[Entries shown start]

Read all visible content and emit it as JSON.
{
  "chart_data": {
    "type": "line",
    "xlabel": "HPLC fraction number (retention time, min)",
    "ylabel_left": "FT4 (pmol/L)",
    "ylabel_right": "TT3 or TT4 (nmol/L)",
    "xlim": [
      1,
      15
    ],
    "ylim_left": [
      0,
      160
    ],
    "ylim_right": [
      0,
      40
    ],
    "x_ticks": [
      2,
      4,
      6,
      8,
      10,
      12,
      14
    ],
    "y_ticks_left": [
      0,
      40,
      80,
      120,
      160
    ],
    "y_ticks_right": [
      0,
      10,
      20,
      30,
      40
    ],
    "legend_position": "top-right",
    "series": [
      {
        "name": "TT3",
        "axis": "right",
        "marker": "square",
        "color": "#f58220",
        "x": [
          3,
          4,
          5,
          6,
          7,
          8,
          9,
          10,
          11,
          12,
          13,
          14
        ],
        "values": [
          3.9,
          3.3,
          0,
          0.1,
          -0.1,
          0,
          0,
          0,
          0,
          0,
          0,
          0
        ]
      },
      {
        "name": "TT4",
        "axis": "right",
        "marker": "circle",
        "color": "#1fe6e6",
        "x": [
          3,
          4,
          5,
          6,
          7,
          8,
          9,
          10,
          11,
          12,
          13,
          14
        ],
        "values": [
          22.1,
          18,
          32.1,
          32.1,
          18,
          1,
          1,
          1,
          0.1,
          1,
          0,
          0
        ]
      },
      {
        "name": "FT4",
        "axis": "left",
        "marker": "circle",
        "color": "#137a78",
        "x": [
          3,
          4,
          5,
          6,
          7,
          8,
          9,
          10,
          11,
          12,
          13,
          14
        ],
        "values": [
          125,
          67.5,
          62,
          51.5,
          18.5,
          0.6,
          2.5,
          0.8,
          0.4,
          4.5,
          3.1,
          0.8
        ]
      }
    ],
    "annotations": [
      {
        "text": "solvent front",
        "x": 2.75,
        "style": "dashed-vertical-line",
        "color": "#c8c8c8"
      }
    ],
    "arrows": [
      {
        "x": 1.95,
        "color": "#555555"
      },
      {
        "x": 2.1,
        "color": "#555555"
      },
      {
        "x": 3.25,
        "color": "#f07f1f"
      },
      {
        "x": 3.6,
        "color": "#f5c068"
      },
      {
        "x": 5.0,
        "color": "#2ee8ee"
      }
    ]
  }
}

[Entries shown end]

_Work to be completed_
Copy out the whole listing, exactly as written.

_Exercise output_
Read all visible content and emit it as JSON.
{
  "chart_data": {
    "type": "line",
    "xlabel": "HPLC fraction number (retention time, min)",
    "ylabel_left": "FT4 (pmol/L)",
    "ylabel_right": "TT3 or TT4 (nmol/L)",
    "xlim": [
      1,
      15
    ],
    "ylim_left": [
      0,
      160
    ],
    "ylim_right": [
      0,
      40
    ],
    "x_ticks": [
      2,
      4,
      6,
      8,
      10,
      12,
      14
    ],
    "y_ticks_left": [
      0,
      40,
      80,
      120,
      160
    ],
    "y_ticks_right": [
      0,
      10,
      20,
      30,
      40
    ],
    "legend_position": "top-right",
    "series": [
      {
        "name": "TT3",
        "axis": "right",
        "marker": "square",
        "color": "#f58220",
        "x": [
          3,
          4,
          5,
          6,
          7,
          8,
          9,
          10,
          11,
          12,
          13,
          14
        ],
        "values": [
          3.9,
          3.3,
          0,
          0.1,
          -0.1,
          0,
          0,
          0,
          0,
          0,
          0,
          0
        ]
      },
      {
        "name": "TT4",
        "axis": "right",
        "marker": "circle",
        "color": "#1fe6e6",
        "x": [
          3,
          4,
          5,
          6,
          7,
          8,
          9,
          10,
          11,
          12,
          13,
          14
        ],
        "values": [
          22.1,
          18,
          32.1,
          32.1,
          18,
          1,
          1,
          1,
          0.1,
          1,
          0,
          0
        ]
      },
      {
        "name": "FT4",
        "axis": "left",
        "marker": "circle",
        "color": "#137a78",
        "x": [
          3,
          4,
          5,
          6,
          7,
          8,
          9,
          10,
          11,
          12,
          13,
          14
        ],
        "values": [
          125,
          67.5,
          62,
          51.5,
          18.5,
          0.6,
          2.5,
          0.8,
          0.4,
          4.5,
          3.1,
          0.8
        ]
      }
    ],
    "annotations": [
      {
        "text": "solvent front",
        "x": 2.75,
        "style": "dashed-vertical-line",
        "color": "#c8c8c8"
      }
    ],
    "arrows": [
      {
        "x": 1.95,
        "color": "#555555"
      },
      {
        "x": 2.1,
        "color": "#555555"
      },
      {
        "x": 3.25,
        "color": "#f07f1f"
      },
      {
        "x": 3.6,
        "color": "#f5c068"
      },
      {
        "x": 5.0,
        "color": "#2ee8ee"
      }
    ]
  }
}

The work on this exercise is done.